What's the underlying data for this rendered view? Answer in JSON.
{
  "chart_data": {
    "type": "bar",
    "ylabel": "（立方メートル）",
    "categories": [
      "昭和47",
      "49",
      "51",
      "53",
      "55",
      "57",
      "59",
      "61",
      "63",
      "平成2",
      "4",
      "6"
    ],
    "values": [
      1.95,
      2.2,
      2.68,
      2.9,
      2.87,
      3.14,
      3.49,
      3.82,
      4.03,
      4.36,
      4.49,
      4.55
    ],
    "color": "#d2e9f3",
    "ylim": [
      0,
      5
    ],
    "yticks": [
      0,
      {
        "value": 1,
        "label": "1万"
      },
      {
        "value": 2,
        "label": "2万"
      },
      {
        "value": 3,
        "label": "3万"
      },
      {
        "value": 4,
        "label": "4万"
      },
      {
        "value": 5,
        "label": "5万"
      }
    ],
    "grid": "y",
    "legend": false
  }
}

------------------------------------------------

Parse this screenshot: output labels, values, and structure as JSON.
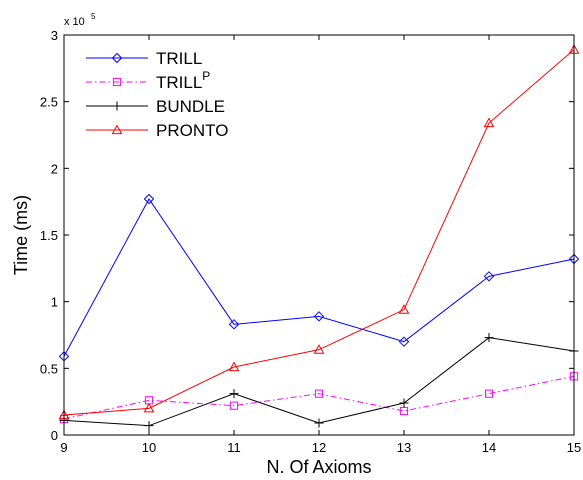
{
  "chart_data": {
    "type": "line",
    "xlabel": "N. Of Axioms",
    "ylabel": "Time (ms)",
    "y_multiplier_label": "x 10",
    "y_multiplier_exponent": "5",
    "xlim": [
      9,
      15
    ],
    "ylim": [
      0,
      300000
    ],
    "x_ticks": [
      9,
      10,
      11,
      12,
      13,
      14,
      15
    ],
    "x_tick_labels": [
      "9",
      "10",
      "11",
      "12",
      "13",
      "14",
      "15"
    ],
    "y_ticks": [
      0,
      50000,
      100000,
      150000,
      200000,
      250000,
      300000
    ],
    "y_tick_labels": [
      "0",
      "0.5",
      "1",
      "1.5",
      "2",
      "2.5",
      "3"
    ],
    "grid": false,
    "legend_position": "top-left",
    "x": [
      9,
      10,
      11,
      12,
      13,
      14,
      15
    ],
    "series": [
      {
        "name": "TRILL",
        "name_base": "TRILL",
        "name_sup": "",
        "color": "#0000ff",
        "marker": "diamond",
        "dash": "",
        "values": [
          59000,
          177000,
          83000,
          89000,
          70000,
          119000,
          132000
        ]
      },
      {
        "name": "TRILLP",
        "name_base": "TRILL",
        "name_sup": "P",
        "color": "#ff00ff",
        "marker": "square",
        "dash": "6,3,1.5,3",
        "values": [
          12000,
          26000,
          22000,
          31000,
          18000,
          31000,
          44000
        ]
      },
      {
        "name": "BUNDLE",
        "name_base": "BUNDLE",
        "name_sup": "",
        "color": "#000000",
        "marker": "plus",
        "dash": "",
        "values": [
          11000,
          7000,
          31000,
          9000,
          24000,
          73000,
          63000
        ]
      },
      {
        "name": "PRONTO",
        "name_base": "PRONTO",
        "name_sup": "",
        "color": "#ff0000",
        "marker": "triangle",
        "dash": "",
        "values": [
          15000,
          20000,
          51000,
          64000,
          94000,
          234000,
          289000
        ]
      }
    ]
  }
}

------------------------------------------------

**Given problem:**
Determine how many lines of the data contain the word "color", and reply with that number only.

**Response for this exercise:**
5